*** Begin section ***

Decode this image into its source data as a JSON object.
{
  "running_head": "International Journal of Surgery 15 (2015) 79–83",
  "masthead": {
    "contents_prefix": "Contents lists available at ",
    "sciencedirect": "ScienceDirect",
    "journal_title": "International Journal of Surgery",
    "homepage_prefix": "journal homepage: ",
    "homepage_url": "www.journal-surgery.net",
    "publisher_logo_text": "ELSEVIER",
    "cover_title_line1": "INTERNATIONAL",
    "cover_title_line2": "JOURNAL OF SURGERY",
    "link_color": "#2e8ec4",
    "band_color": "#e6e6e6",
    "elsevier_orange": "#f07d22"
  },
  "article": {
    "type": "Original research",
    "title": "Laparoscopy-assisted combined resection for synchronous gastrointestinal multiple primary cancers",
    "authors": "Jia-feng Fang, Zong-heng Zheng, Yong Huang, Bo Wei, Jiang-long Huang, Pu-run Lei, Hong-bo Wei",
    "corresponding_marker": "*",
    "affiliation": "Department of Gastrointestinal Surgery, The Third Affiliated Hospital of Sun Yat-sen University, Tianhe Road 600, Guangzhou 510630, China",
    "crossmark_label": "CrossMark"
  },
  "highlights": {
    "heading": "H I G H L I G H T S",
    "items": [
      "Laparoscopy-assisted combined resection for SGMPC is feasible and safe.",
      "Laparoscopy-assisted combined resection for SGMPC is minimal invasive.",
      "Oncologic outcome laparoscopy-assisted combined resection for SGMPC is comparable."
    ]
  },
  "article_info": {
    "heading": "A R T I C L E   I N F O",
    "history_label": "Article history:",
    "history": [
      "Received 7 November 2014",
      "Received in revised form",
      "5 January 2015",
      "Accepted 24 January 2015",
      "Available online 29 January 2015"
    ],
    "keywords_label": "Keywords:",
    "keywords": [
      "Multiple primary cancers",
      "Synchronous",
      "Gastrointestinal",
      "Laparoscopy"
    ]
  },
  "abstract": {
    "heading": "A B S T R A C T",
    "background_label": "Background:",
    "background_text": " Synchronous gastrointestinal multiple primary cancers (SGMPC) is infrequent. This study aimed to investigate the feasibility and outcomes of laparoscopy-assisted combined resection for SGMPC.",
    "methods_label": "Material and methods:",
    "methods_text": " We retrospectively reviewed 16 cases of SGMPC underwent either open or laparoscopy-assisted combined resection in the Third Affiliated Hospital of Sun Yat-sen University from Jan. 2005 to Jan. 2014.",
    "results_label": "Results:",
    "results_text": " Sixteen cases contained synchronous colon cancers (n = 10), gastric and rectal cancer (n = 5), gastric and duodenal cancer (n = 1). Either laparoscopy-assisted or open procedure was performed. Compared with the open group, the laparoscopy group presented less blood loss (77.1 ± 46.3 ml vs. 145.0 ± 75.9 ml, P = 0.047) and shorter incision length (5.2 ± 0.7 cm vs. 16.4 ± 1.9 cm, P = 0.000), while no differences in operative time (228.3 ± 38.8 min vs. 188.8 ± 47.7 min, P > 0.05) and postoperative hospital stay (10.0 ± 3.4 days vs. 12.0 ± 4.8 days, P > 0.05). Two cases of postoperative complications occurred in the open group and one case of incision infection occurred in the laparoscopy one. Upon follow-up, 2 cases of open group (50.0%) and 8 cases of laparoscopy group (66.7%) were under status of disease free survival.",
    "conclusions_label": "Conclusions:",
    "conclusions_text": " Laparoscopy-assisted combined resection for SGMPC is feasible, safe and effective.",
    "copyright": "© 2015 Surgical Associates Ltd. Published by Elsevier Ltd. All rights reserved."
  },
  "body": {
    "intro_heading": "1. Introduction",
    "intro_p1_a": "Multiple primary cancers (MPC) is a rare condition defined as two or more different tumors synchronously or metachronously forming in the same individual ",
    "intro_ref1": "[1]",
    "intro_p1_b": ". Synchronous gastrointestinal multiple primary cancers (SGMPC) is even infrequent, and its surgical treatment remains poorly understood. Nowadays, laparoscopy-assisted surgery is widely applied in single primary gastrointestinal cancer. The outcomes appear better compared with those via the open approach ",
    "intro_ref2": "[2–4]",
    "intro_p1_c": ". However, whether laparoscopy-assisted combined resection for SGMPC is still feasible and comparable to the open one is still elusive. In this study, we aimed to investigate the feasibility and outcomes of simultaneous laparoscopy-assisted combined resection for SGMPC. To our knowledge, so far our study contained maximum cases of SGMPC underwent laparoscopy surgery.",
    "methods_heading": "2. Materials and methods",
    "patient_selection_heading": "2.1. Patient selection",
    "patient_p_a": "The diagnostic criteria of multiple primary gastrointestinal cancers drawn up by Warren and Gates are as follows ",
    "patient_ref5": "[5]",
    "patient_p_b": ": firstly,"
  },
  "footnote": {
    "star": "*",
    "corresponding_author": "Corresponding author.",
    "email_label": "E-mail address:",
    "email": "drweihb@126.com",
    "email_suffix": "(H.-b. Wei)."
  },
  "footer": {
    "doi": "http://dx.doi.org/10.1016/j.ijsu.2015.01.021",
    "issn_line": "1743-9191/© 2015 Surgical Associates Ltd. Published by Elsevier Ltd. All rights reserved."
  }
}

*** End section ***

*TASK OBJECTIVE*: Please find the lines in the data that contain the word "SGMPC" and copy them.

*ANSWER SPACE*:
      "Laparoscopy-assisted combined resection for SGMPC is feasible and safe.",
      "Laparoscopy-assisted combined resection for SGMPC is minimal invasive.",
      "Oncologic outcome laparoscopy-assisted combined resection for SGMPC is comparable."
    "background_text": " Synchronous gastrointestinal multiple primary cancers (SGMPC) is infrequent. This study aimed to investigate the feasibility and outcomes of laparoscopy-assisted combined resection for SGMPC.",
    "methods_text": " We retrospectively reviewed 16 cases of SGMPC underwent either open or laparoscopy-assisted combined resection in the Third Affiliated Hospital of Sun Yat-sen University from Jan. 2005 to Jan. 2014.",
    "conclusions_text": " Laparoscopy-assisted combined resection for SGMPC is feasible, safe and effective.",
    "intro_p1_b": ". Synchronous gastrointestinal multiple primary cancers (SGMPC) is even infrequent, and its surgical treatment remains poorly understood. Nowadays, laparoscopy-assisted surgery is widely applied in single primary gastrointestinal cancer. The outcomes appear better compared with those via the open approach ",
    "intro_p1_c": ". However, whether laparoscopy-assisted combined resection for SGMPC is still feasible and comparable to the open one is still elusive. In this study, we aimed to investigate the feasibility and outcomes of simultaneous laparoscopy-assisted combined resection for SGMPC. To our knowledge, so far our study contained maximum cases of SGMPC underwent laparoscopy surgery.",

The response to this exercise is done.